Exercise requirements: Rewrite the material below with "bounding box" switched to "enclosing box" throughout and everything else left unchanged, omitting the pictures.

Image-based layout entries:
++++++++

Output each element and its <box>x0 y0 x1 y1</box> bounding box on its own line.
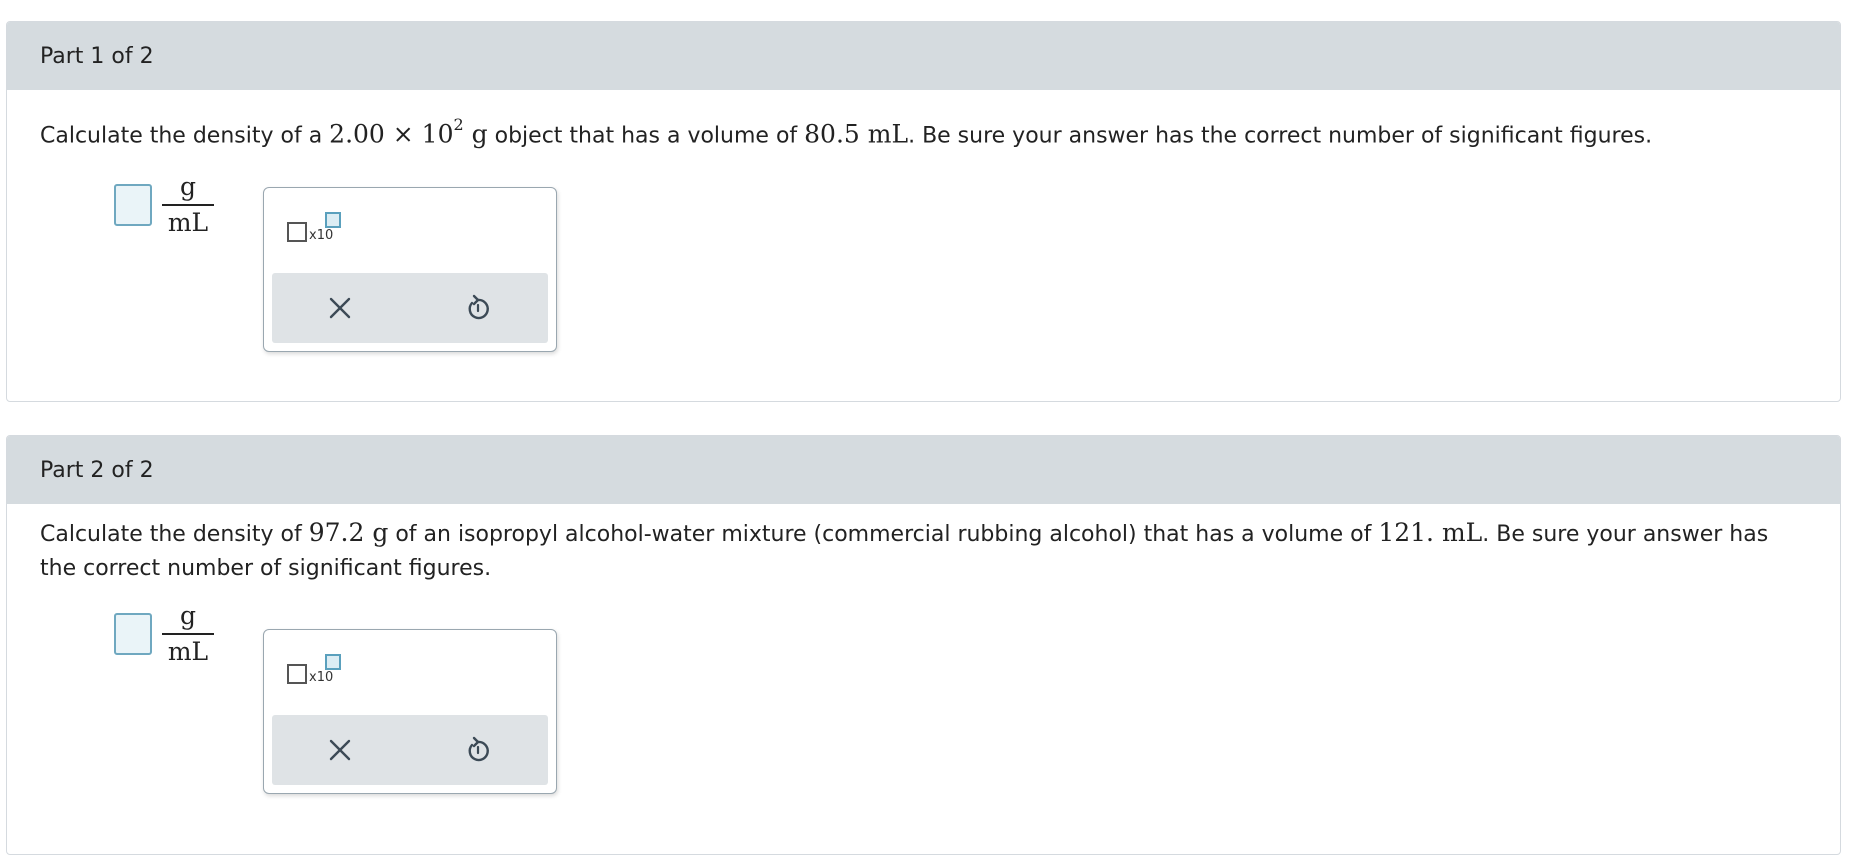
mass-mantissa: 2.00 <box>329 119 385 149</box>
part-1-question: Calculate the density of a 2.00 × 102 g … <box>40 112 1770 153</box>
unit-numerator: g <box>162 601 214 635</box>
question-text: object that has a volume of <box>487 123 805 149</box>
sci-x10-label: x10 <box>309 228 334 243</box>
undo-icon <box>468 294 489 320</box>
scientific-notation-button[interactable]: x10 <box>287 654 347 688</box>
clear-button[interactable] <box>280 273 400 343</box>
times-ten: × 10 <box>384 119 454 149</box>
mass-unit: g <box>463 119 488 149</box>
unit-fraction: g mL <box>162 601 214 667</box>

++++++++

Written response:
Output each element and its <box>x0 y0 x1 y1</box> enclosing box on its own line.
mass-mantissa: 2.00 <box>329 119 385 149</box>
part-1-question: Calculate the density of a 2.00 × 102 g … <box>40 112 1770 153</box>
unit-numerator: g <box>162 601 214 635</box>
question-text: object that has a volume of <box>487 123 805 149</box>
sci-x10-label: x10 <box>309 228 334 243</box>
undo-icon <box>468 294 489 320</box>
scientific-notation-button[interactable]: x10 <box>287 654 347 688</box>
clear-button[interactable] <box>280 273 400 343</box>
times-ten: × 10 <box>384 119 454 149</box>
mass-unit: g <box>463 119 488 149</box>
unit-fraction: g mL <box>162 601 214 667</box>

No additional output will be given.